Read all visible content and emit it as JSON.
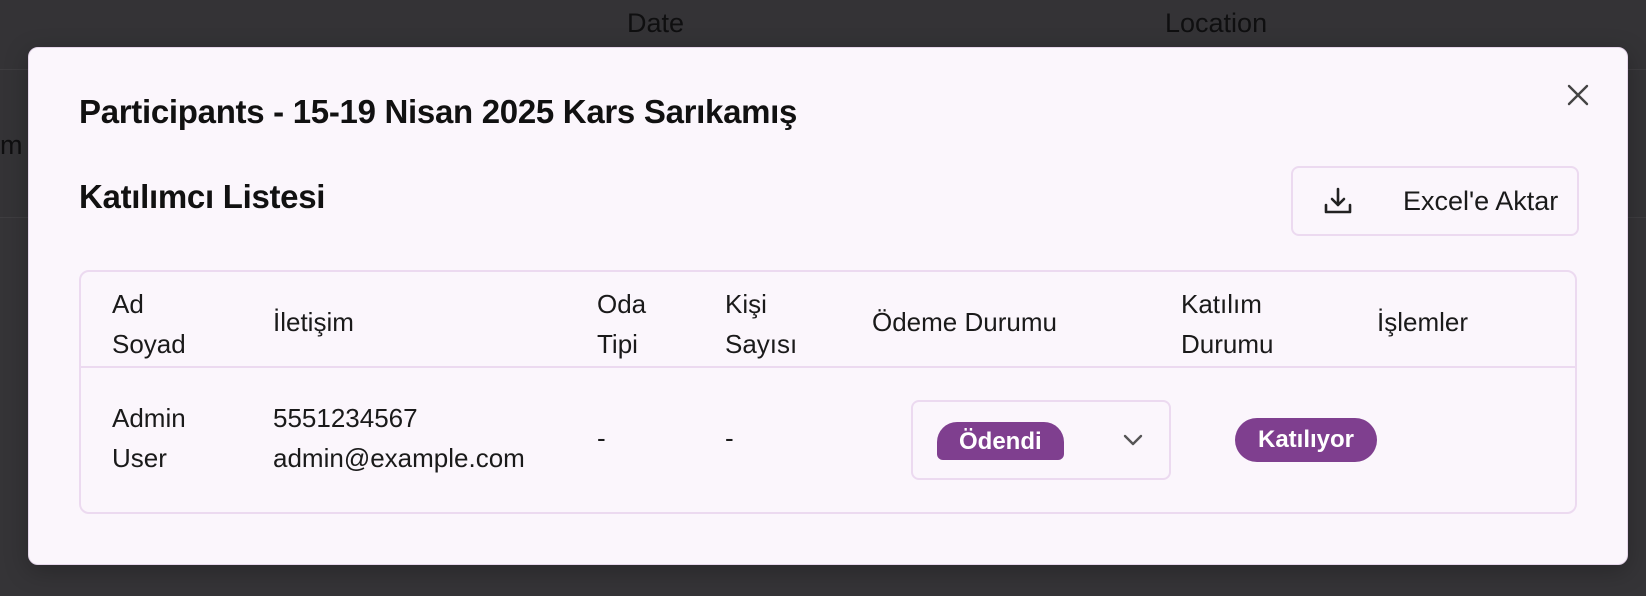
{
  "background": {
    "columns": [
      "Date",
      "Location"
    ],
    "row_fragment": "m"
  },
  "modal": {
    "title": "Participants - 15-19 Nisan 2025 Kars Sarıkamış",
    "close_icon": "close-icon",
    "section_title": "Katılımcı Listesi",
    "export_button": {
      "label": "Excel'e Aktar",
      "icon": "download-icon"
    },
    "table": {
      "headers": [
        [
          "Ad",
          "Soyad"
        ],
        [
          "İletişim"
        ],
        [
          "Oda",
          "Tipi"
        ],
        [
          "Kişi",
          "Sayısı"
        ],
        [
          "Ödeme Durumu"
        ],
        [
          "Katılım",
          "Durumu"
        ],
        [
          "İşlemler"
        ]
      ],
      "rows": [
        {
          "name": [
            "Admin",
            "User"
          ],
          "phone": "5551234567",
          "email": "admin@example.com",
          "room_type": "-",
          "person_count": "-",
          "payment_status": "Ödendi",
          "attendance_status": "Katılıyor"
        }
      ]
    }
  },
  "colors": {
    "accent": "#7f3f8f",
    "modal_bg": "#fbf6fc",
    "border": "#ecdaf0",
    "overlay": "#353437"
  }
}
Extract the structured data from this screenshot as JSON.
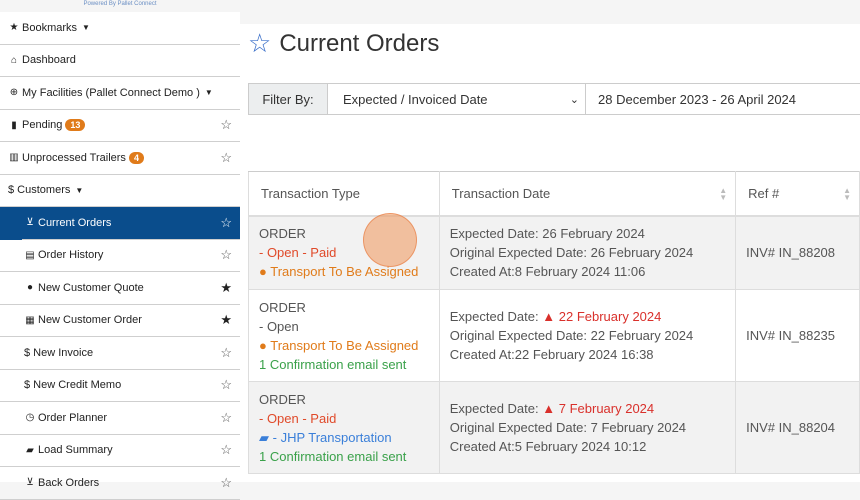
{
  "powered_by": "Powered By Pallet Connect",
  "sidebar": {
    "items": [
      {
        "icon": "star-icon",
        "label": "Bookmarks",
        "caret": true
      },
      {
        "icon": "home-icon",
        "label": "Dashboard"
      },
      {
        "icon": "globe-icon",
        "label": "My Facilities (Pallet Connect Demo )",
        "caret": true
      },
      {
        "icon": "document-icon",
        "label": "Pending",
        "badge": "13"
      },
      {
        "icon": "truck-icon",
        "label": "Unprocessed Trailers",
        "badge": "4"
      },
      {
        "icon": "dollar-icon",
        "label": "$ Customers",
        "caret": true
      },
      {
        "icon": "cart-icon",
        "label": "Current Orders",
        "active": true
      },
      {
        "icon": "file-icon",
        "label": "Order History"
      },
      {
        "icon": "comment-icon",
        "label": "New Customer Quote",
        "starred": true
      },
      {
        "icon": "form-icon",
        "label": "New Customer Order",
        "starred": true
      },
      {
        "icon": "dollar-icon",
        "label": "$ New Invoice"
      },
      {
        "icon": "dollar-icon",
        "label": "$ New Credit Memo"
      },
      {
        "icon": "clock-icon",
        "label": "Order Planner"
      },
      {
        "icon": "truck-icon",
        "label": "Load Summary"
      },
      {
        "icon": "cart-icon",
        "label": "Back Orders"
      }
    ]
  },
  "main": {
    "title": "Current Orders",
    "filter": {
      "label": "Filter By:",
      "selected": "Expected / Invoiced Date",
      "date_range": "28 December 2023 - 26 April 2024"
    },
    "table": {
      "headers": [
        "Transaction Type",
        "Transaction Date",
        "Ref #"
      ],
      "rows": [
        {
          "type": "ORDER",
          "status": "- Open - Paid",
          "transport": "Transport To Be Assigned",
          "expected_label": "Expected Date:",
          "expected": "26 February 2024",
          "original": "Original Expected Date: 26 February 2024",
          "created": "Created At:8 February 2024 11:06",
          "ref": "INV# IN_88208"
        },
        {
          "type": "ORDER",
          "status": "- Open",
          "transport": "Transport To Be Assigned",
          "email": "1 Confirmation email sent",
          "expected_label": "Expected Date:",
          "expected": "22 February 2024",
          "original": "Original Expected Date: 22 February 2024",
          "created": "Created At:22 February 2024 16:38",
          "ref": "INV# IN_88235"
        },
        {
          "type": "ORDER",
          "status": "- Open - Paid",
          "transport": "- JHP Transportation",
          "email": "1 Confirmation email sent",
          "expected_label": "Expected Date:",
          "expected": "7 February 2024",
          "original": "Original Expected Date: 7 February 2024",
          "created": "Created At:5 February 2024 10:12",
          "ref": "INV# IN_88204"
        }
      ]
    }
  }
}
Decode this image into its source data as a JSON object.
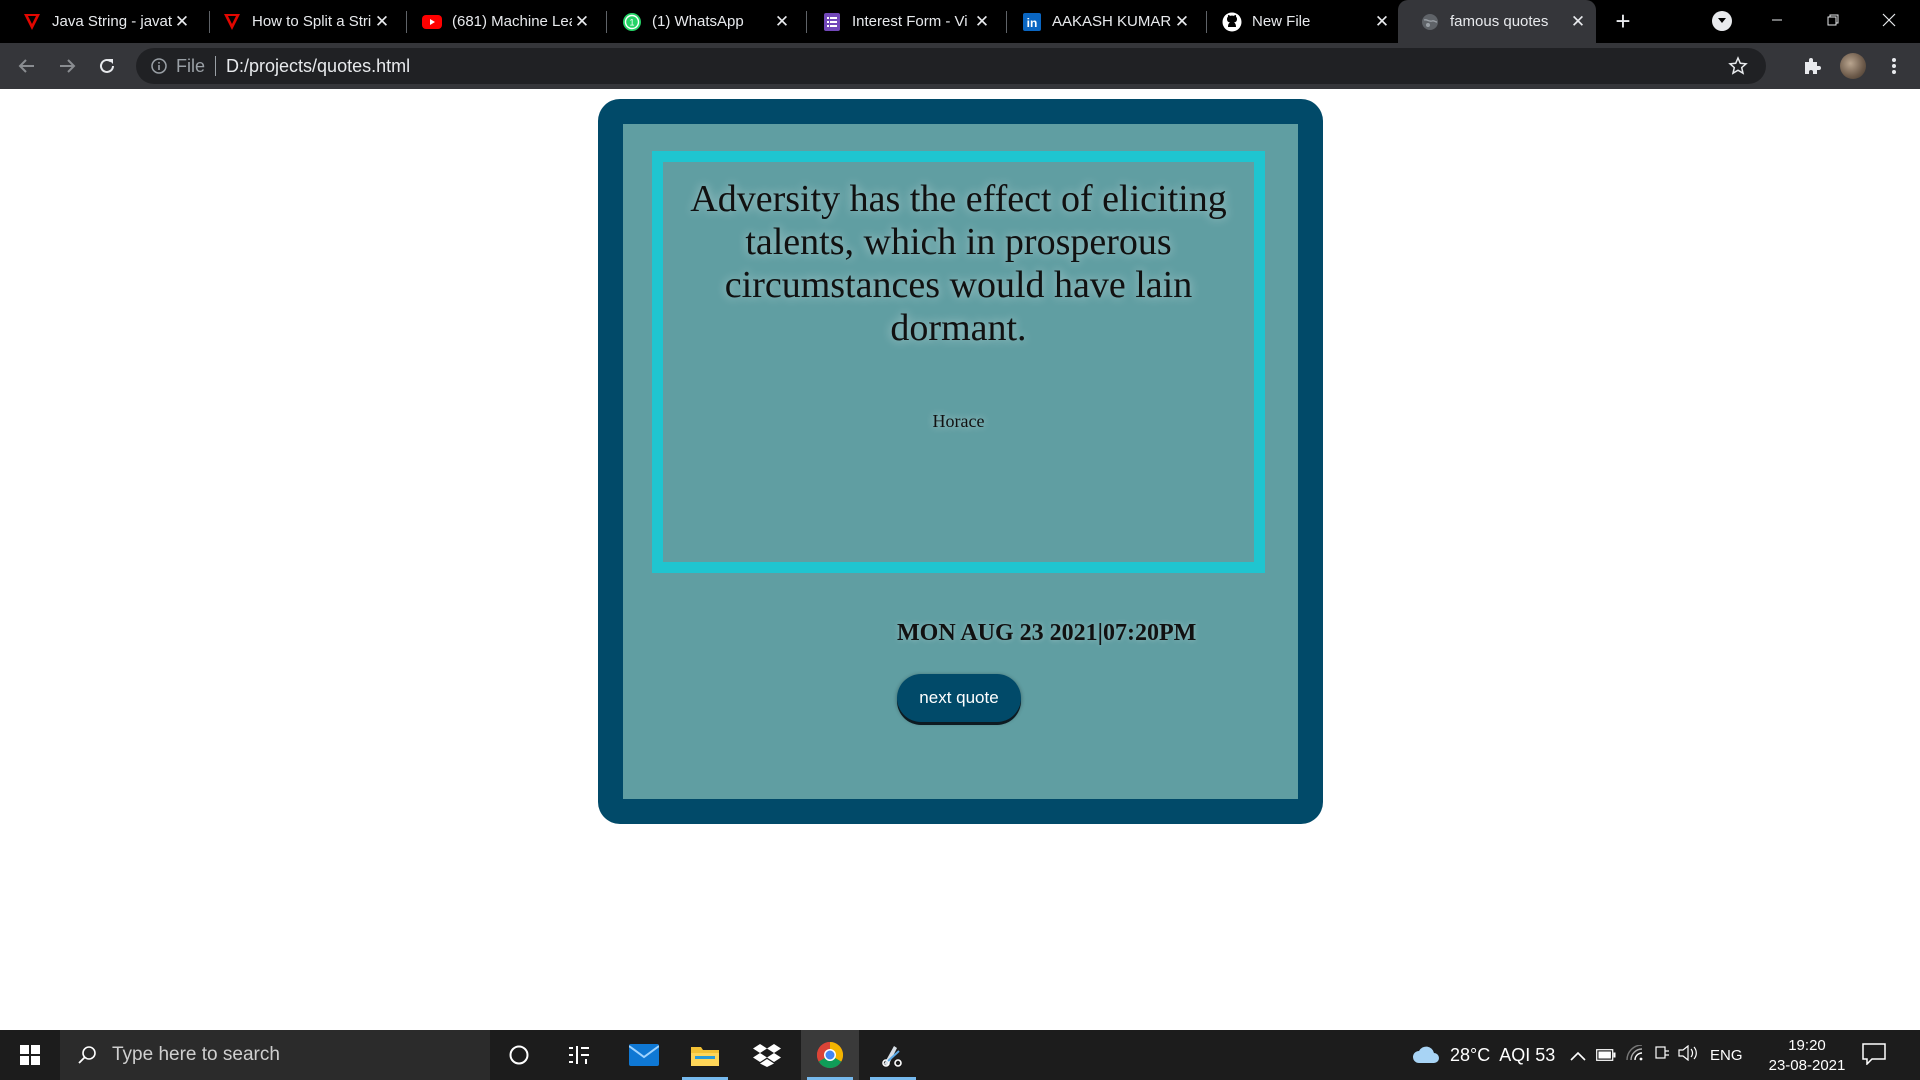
{
  "browser": {
    "tabs": [
      {
        "title": "Java String - javat",
        "icon": "javatpoint-icon"
      },
      {
        "title": "How to Split a Stri",
        "icon": "javatpoint-icon"
      },
      {
        "title": "(681) Machine Lea",
        "icon": "youtube-icon"
      },
      {
        "title": "(1) WhatsApp",
        "icon": "whatsapp-icon"
      },
      {
        "title": "Interest Form - Vi",
        "icon": "forms-icon"
      },
      {
        "title": "AAKASH KUMAR",
        "icon": "linkedin-icon"
      },
      {
        "title": "New File",
        "icon": "github-icon"
      },
      {
        "title": "famous quotes",
        "icon": "globe-icon",
        "active": true
      }
    ],
    "address": {
      "scheme_label": "File",
      "url": "D:/projects/quotes.html"
    }
  },
  "page": {
    "quote": "Adversity has the effect of eliciting talents, which in prosperous circumstances would have lain dormant.",
    "author": "Horace",
    "datetime": "MON AUG 23 2021|07:20PM",
    "next_button": "next quote",
    "colors": {
      "frame": "#014a69",
      "panel": "#609ea2",
      "quote_border": "#1fc5d0",
      "button": "#014a69"
    }
  },
  "taskbar": {
    "search_placeholder": "Type here to search",
    "weather": "28°C",
    "aqi": "AQI 53",
    "language": "ENG",
    "time": "19:20",
    "date": "23-08-2021"
  }
}
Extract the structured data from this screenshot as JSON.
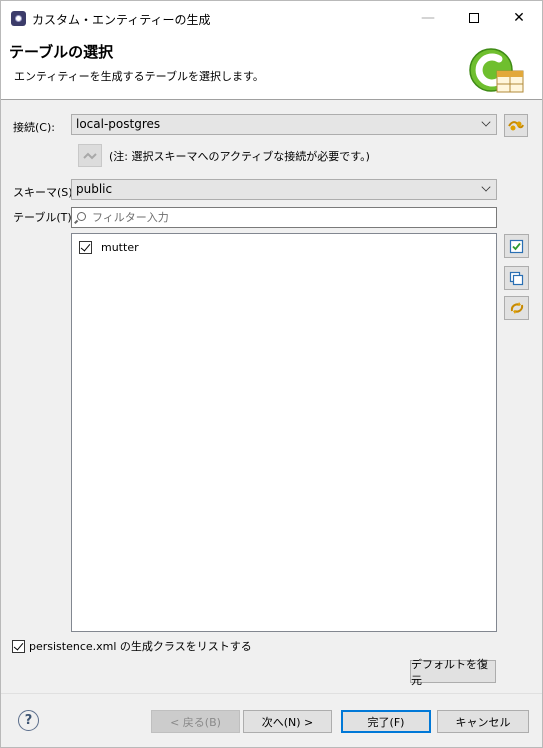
{
  "window": {
    "title": "カスタム・エンティティーの生成",
    "minimize_glyph": "—",
    "close_glyph": "✕"
  },
  "header": {
    "title": "テーブルの選択",
    "description": "エンティティーを生成するテーブルを選択します。"
  },
  "connection": {
    "label": "接続(C):",
    "value": "local-postgres",
    "note": "(注: 選択スキーマへのアクティブな接続が必要です。)"
  },
  "schema": {
    "label": "スキーマ(S):",
    "value": "public"
  },
  "tables": {
    "label": "テーブル(T):",
    "filter_placeholder": "フィルター入力",
    "items": [
      {
        "name": "mutter",
        "checked": true
      }
    ]
  },
  "options": {
    "persistence_label": "persistence.xml の生成クラスをリストする",
    "persistence_checked": true,
    "restore_defaults_label": "デフォルトを復元"
  },
  "footer": {
    "help_glyph": "?",
    "back_label": "< 戻る(B)",
    "next_label": "次へ(N) >",
    "finish_label": "完了(F)",
    "cancel_label": "キャンセル"
  },
  "colors": {
    "accent": "#0078d7",
    "dialog_bg": "#f0f0f0"
  }
}
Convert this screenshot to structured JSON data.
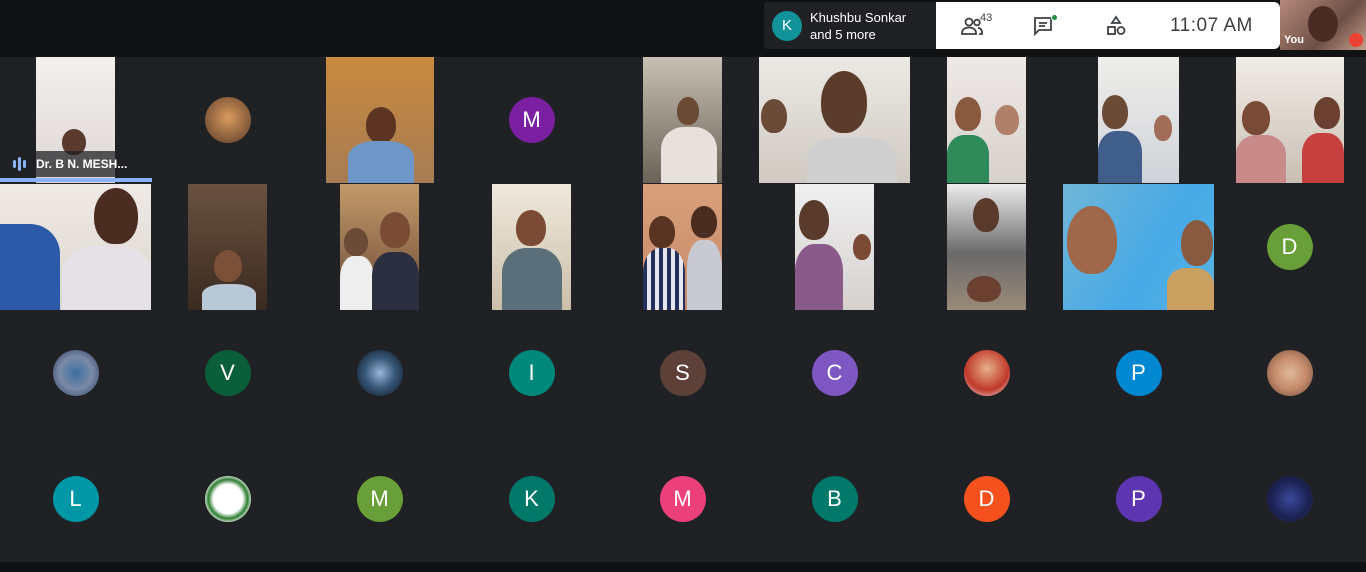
{
  "window": {
    "title": ""
  },
  "toast": {
    "avatar_letter": "K",
    "line1": "Khushbu Sonkar",
    "line2": "and 5 more"
  },
  "toolbar": {
    "people_count": "43",
    "time": "11:07  AM"
  },
  "self": {
    "label": "You"
  },
  "speaker": {
    "name": "Dr. B N. MESH..."
  },
  "avatars": [
    {
      "letter": "M",
      "color": "#7b1fa2"
    },
    {
      "letter": "D",
      "color": "#689f38"
    },
    {
      "letter": "V",
      "color": "#0b5e3a"
    },
    {
      "letter": "I",
      "color": "#00897b"
    },
    {
      "letter": "S",
      "color": "#5d4037"
    },
    {
      "letter": "C",
      "color": "#7e57c2"
    },
    {
      "letter": "P",
      "color": "#0288d1"
    },
    {
      "letter": "L",
      "color": "#0097a7"
    },
    {
      "letter": "M",
      "color": "#689f38"
    },
    {
      "letter": "K",
      "color": "#00796b"
    },
    {
      "letter": "M",
      "color": "#ec407a"
    },
    {
      "letter": "B",
      "color": "#00796b"
    },
    {
      "letter": "D",
      "color": "#f4511e"
    },
    {
      "letter": "P",
      "color": "#5e35b1"
    }
  ],
  "icons": {
    "people": "people-icon",
    "chat": "chat-icon",
    "activities": "activities-icon",
    "mic_off": "mic-off-icon",
    "audio": "audio-level-icon"
  },
  "colors": {
    "background": "#202124",
    "accent": "#8ab4f8",
    "toolbar_bg": "#ffffff"
  }
}
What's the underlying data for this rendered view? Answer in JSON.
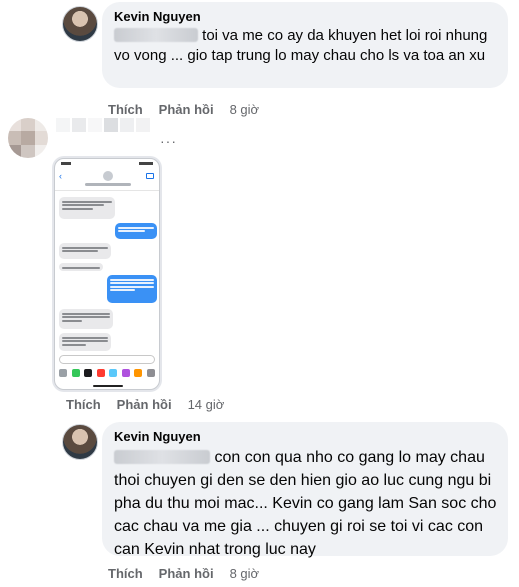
{
  "comment1": {
    "author": "Kevin Nguyen",
    "text": "toi va me co ay da khuyen het loi roi nhung vo vong ... gio tap trung lo may chau cho ls va toa an xu",
    "actions": {
      "like": "Thích",
      "reply": "Phản hồi",
      "time": "8 giờ"
    }
  },
  "comment2": {
    "attachment": "blurred-message-screenshot",
    "more": "···",
    "actions": {
      "like": "Thích",
      "reply": "Phản hồi",
      "time": "14 giờ"
    }
  },
  "comment3": {
    "author": "Kevin Nguyen",
    "text": "con con qua nho co gang lo may chau thoi chuyen gi den se den hien gio ao luc cung ngu bi pha du thu moi mac... Kevin co gang lam San soc cho cac chau va me gia ... chuyen gi roi se toi vi cac con can Kevin nhat trong luc nay",
    "actions": {
      "like": "Thích",
      "reply": "Phản hồi",
      "time": "8 giờ"
    }
  },
  "colors": {
    "bubble": "#f0f2f5",
    "meta": "#65676b",
    "imessage_blue": "#3a91f5"
  }
}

AIM: In the records above, locate each line with the word "data". Copy all such lines.

THE COMPLETED TASK:
Extract the structured data from this screenshot as JSON.
Decode this image into its source data as a JSON object.
Extract the structured data from this screenshot as JSON.
Convert this screenshot to structured JSON data.
What's the underlying data for this rendered view? Answer in JSON.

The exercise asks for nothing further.